WHAT THE EXERCISE ASKS: Give the material once more, word for word, without any images.
..............................
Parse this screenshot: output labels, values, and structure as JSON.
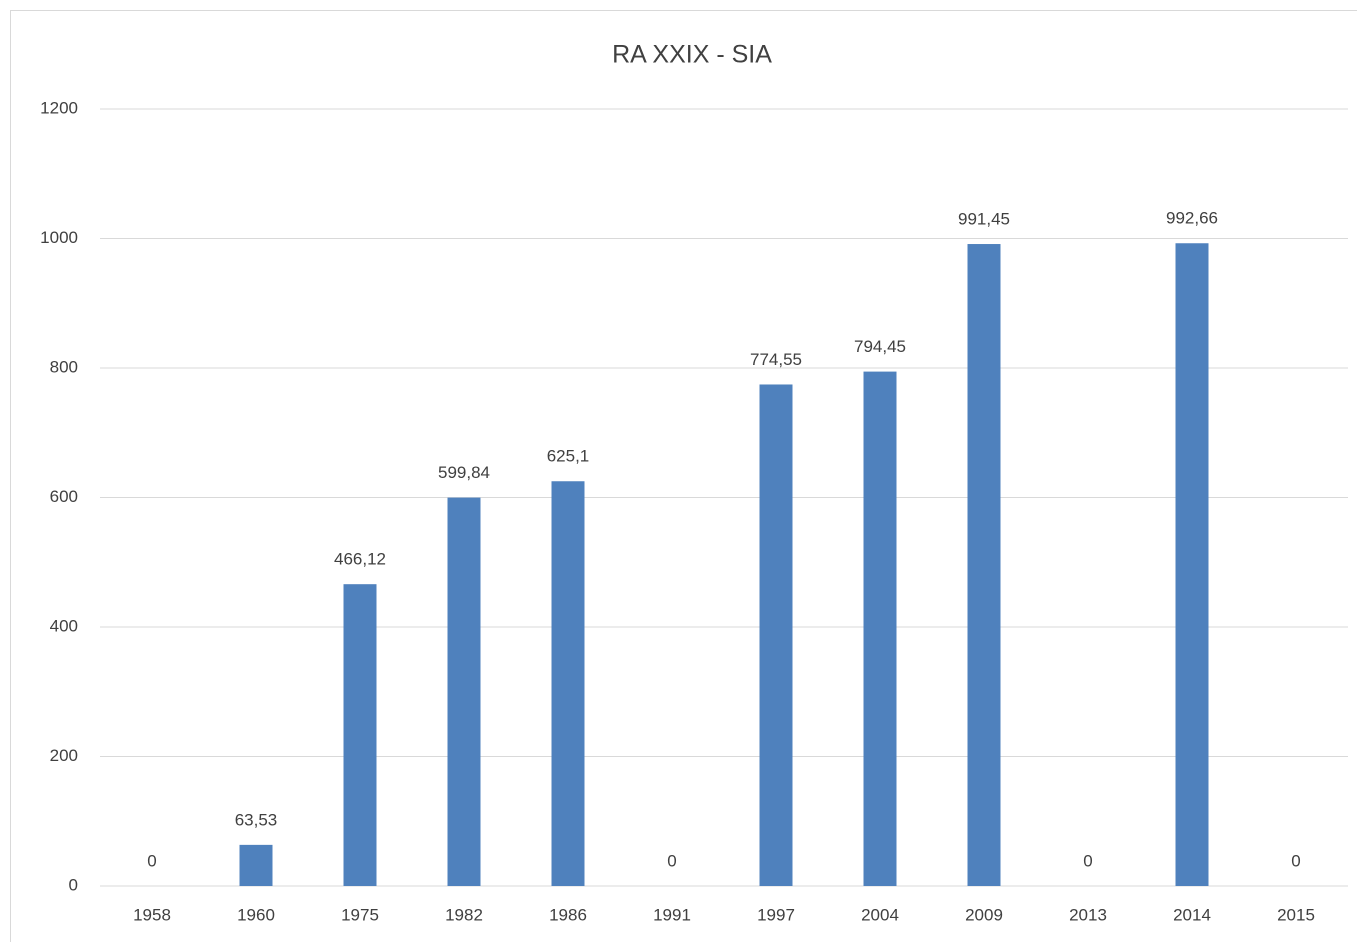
{
  "chart_data": {
    "type": "bar",
    "title": "RA XXIX - SIA",
    "categories": [
      "1958",
      "1960",
      "1975",
      "1982",
      "1986",
      "1991",
      "1997",
      "2004",
      "2009",
      "2013",
      "2014",
      "2015"
    ],
    "values": [
      0,
      63.53,
      466.12,
      599.84,
      625.1,
      0,
      774.55,
      794.45,
      991.45,
      0,
      992.66,
      0
    ],
    "value_labels": [
      "0",
      "63,53",
      "466,12",
      "599,84",
      "625,1",
      "0",
      "774,55",
      "794,45",
      "991,45",
      "0",
      "992,66",
      "0"
    ],
    "color": "#4f81bd",
    "ylim": [
      0,
      1200
    ],
    "yticks": [
      0,
      200,
      400,
      600,
      800,
      1000,
      1200
    ],
    "grid": true
  }
}
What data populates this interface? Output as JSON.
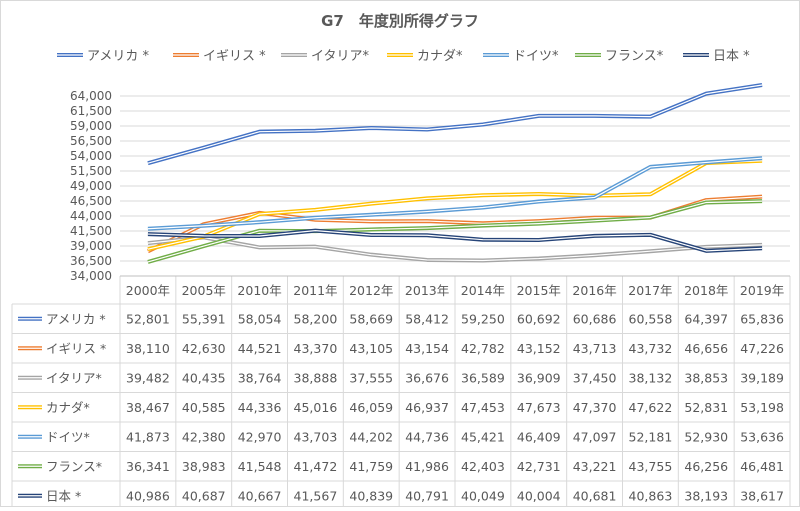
{
  "chart_data": {
    "type": "line",
    "title": "G7　年度別所得グラフ",
    "categories": [
      "2000年",
      "2005年",
      "2010年",
      "2011年",
      "2012年",
      "2013年",
      "2014年",
      "2015年",
      "2016年",
      "2017年",
      "2018年",
      "2019年"
    ],
    "y_ticks": [
      "64,000",
      "61,500",
      "59,000",
      "56,500",
      "54,000",
      "51,500",
      "49,000",
      "46,500",
      "44,000",
      "41,500",
      "39,000",
      "36,500",
      "34,000"
    ],
    "ylim": [
      34000,
      65000
    ],
    "grid": true,
    "legend_position": "top",
    "has_data_table": true,
    "series": [
      {
        "name": "アメリカ *",
        "color": "#4472c4",
        "values": [
          52801,
          55391,
          58054,
          58200,
          58669,
          58412,
          59250,
          60692,
          60686,
          60558,
          64397,
          65836
        ],
        "labels": [
          "52,801",
          "55,391",
          "58,054",
          "58,200",
          "58,669",
          "58,412",
          "59,250",
          "60,692",
          "60,686",
          "60,558",
          "64,397",
          "65,836"
        ]
      },
      {
        "name": "イギリス *",
        "color": "#ed7d31",
        "values": [
          38110,
          42630,
          44521,
          43370,
          43105,
          43154,
          42782,
          43152,
          43713,
          43732,
          46656,
          47226
        ],
        "labels": [
          "38,110",
          "42,630",
          "44,521",
          "43,370",
          "43,105",
          "43,154",
          "42,782",
          "43,152",
          "43,713",
          "43,732",
          "46,656",
          "47,226"
        ]
      },
      {
        "name": "イタリア*",
        "color": "#a5a5a5",
        "values": [
          39482,
          40435,
          38764,
          38888,
          37555,
          36676,
          36589,
          36909,
          37450,
          38132,
          38853,
          39189
        ],
        "labels": [
          "39,482",
          "40,435",
          "38,764",
          "38,888",
          "37,555",
          "36,676",
          "36,589",
          "36,909",
          "37,450",
          "38,132",
          "38,853",
          "39,189"
        ]
      },
      {
        "name": "カナダ*",
        "color": "#ffc000",
        "values": [
          38467,
          40585,
          44336,
          45016,
          46059,
          46937,
          47453,
          47673,
          47370,
          47622,
          52831,
          53198
        ],
        "labels": [
          "38,467",
          "40,585",
          "44,336",
          "45,016",
          "46,059",
          "46,937",
          "47,453",
          "47,673",
          "47,370",
          "47,622",
          "52,831",
          "53,198"
        ]
      },
      {
        "name": "ドイツ*",
        "color": "#5b9bd5",
        "values": [
          41873,
          42380,
          42970,
          43703,
          44202,
          44736,
          45421,
          46409,
          47097,
          52181,
          52930,
          53636
        ],
        "labels": [
          "41,873",
          "42,380",
          "42,970",
          "43,703",
          "44,202",
          "44,736",
          "45,421",
          "46,409",
          "47,097",
          "52,181",
          "52,930",
          "53,636"
        ]
      },
      {
        "name": "フランス*",
        "color": "#70ad47",
        "values": [
          36341,
          38983,
          41548,
          41472,
          41759,
          41986,
          42403,
          42731,
          43221,
          43755,
          46256,
          46481
        ],
        "labels": [
          "36,341",
          "38,983",
          "41,548",
          "41,472",
          "41,759",
          "41,986",
          "42,403",
          "42,731",
          "43,221",
          "43,755",
          "46,256",
          "46,481"
        ]
      },
      {
        "name": "日本 *",
        "color": "#264478",
        "values": [
          40986,
          40687,
          40667,
          41567,
          40839,
          40791,
          40049,
          40004,
          40681,
          40863,
          38193,
          38617
        ],
        "labels": [
          "40,986",
          "40,687",
          "40,667",
          "41,567",
          "40,839",
          "40,791",
          "40,049",
          "40,004",
          "40,681",
          "40,863",
          "38,193",
          "38,617"
        ]
      }
    ]
  }
}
..............................
ANSWER TO THE TASK:
Parse this screenshot: output labels, values, and structure as JSON.
{
  "chart_data": {
    "type": "bar",
    "title": "RA XXIX - SIA",
    "categories": [
      "1958",
      "1960",
      "1975",
      "1982",
      "1986",
      "1991",
      "1997",
      "2004",
      "2009",
      "2013",
      "2014",
      "2015"
    ],
    "values": [
      0,
      63.53,
      466.12,
      599.84,
      625.1,
      0,
      774.55,
      794.45,
      991.45,
      0,
      992.66,
      0
    ],
    "value_labels": [
      "0",
      "63,53",
      "466,12",
      "599,84",
      "625,1",
      "0",
      "774,55",
      "794,45",
      "991,45",
      "0",
      "992,66",
      "0"
    ],
    "color": "#4f81bd",
    "ylim": [
      0,
      1200
    ],
    "yticks": [
      0,
      200,
      400,
      600,
      800,
      1000,
      1200
    ],
    "grid": true
  }
}
What data populates this interface? Output as JSON.
{
  "chart_data": {
    "type": "line",
    "title": "G7　年度別所得グラフ",
    "categories": [
      "2000年",
      "2005年",
      "2010年",
      "2011年",
      "2012年",
      "2013年",
      "2014年",
      "2015年",
      "2016年",
      "2017年",
      "2018年",
      "2019年"
    ],
    "y_ticks": [
      "64,000",
      "61,500",
      "59,000",
      "56,500",
      "54,000",
      "51,500",
      "49,000",
      "46,500",
      "44,000",
      "41,500",
      "39,000",
      "36,500",
      "34,000"
    ],
    "ylim": [
      34000,
      65000
    ],
    "grid": true,
    "legend_position": "top",
    "has_data_table": true,
    "series": [
      {
        "name": "アメリカ *",
        "color": "#4472c4",
        "values": [
          52801,
          55391,
          58054,
          58200,
          58669,
          58412,
          59250,
          60692,
          60686,
          60558,
          64397,
          65836
        ],
        "labels": [
          "52,801",
          "55,391",
          "58,054",
          "58,200",
          "58,669",
          "58,412",
          "59,250",
          "60,692",
          "60,686",
          "60,558",
          "64,397",
          "65,836"
        ]
      },
      {
        "name": "イギリス *",
        "color": "#ed7d31",
        "values": [
          38110,
          42630,
          44521,
          43370,
          43105,
          43154,
          42782,
          43152,
          43713,
          43732,
          46656,
          47226
        ],
        "labels": [
          "38,110",
          "42,630",
          "44,521",
          "43,370",
          "43,105",
          "43,154",
          "42,782",
          "43,152",
          "43,713",
          "43,732",
          "46,656",
          "47,226"
        ]
      },
      {
        "name": "イタリア*",
        "color": "#a5a5a5",
        "values": [
          39482,
          40435,
          38764,
          38888,
          37555,
          36676,
          36589,
          36909,
          37450,
          38132,
          38853,
          39189
        ],
        "labels": [
          "39,482",
          "40,435",
          "38,764",
          "38,888",
          "37,555",
          "36,676",
          "36,589",
          "36,909",
          "37,450",
          "38,132",
          "38,853",
          "39,189"
        ]
      },
      {
        "name": "カナダ*",
        "color": "#ffc000",
        "values": [
          38467,
          40585,
          44336,
          45016,
          46059,
          46937,
          47453,
          47673,
          47370,
          47622,
          52831,
          53198
        ],
        "labels": [
          "38,467",
          "40,585",
          "44,336",
          "45,016",
          "46,059",
          "46,937",
          "47,453",
          "47,673",
          "47,370",
          "47,622",
          "52,831",
          "53,198"
        ]
      },
      {
        "name": "ドイツ*",
        "color": "#5b9bd5",
        "values": [
          41873,
          42380,
          42970,
          43703,
          44202,
          44736,
          45421,
          46409,
          47097,
          52181,
          52930,
          53636
        ],
        "labels": [
          "41,873",
          "42,380",
          "42,970",
          "43,703",
          "44,202",
          "44,736",
          "45,421",
          "46,409",
          "47,097",
          "52,181",
          "52,930",
          "53,636"
        ]
      },
      {
        "name": "フランス*",
        "color": "#70ad47",
        "values": [
          36341,
          38983,
          41548,
          41472,
          41759,
          41986,
          42403,
          42731,
          43221,
          43755,
          46256,
          46481
        ],
        "labels": [
          "36,341",
          "38,983",
          "41,548",
          "41,472",
          "41,759",
          "41,986",
          "42,403",
          "42,731",
          "43,221",
          "43,755",
          "46,256",
          "46,481"
        ]
      },
      {
        "name": "日本 *",
        "color": "#264478",
        "values": [
          40986,
          40687,
          40667,
          41567,
          40839,
          40791,
          40049,
          40004,
          40681,
          40863,
          38193,
          38617
        ],
        "labels": [
          "40,986",
          "40,687",
          "40,667",
          "41,567",
          "40,839",
          "40,791",
          "40,049",
          "40,004",
          "40,681",
          "40,863",
          "38,193",
          "38,617"
        ]
      }
    ]
  }
}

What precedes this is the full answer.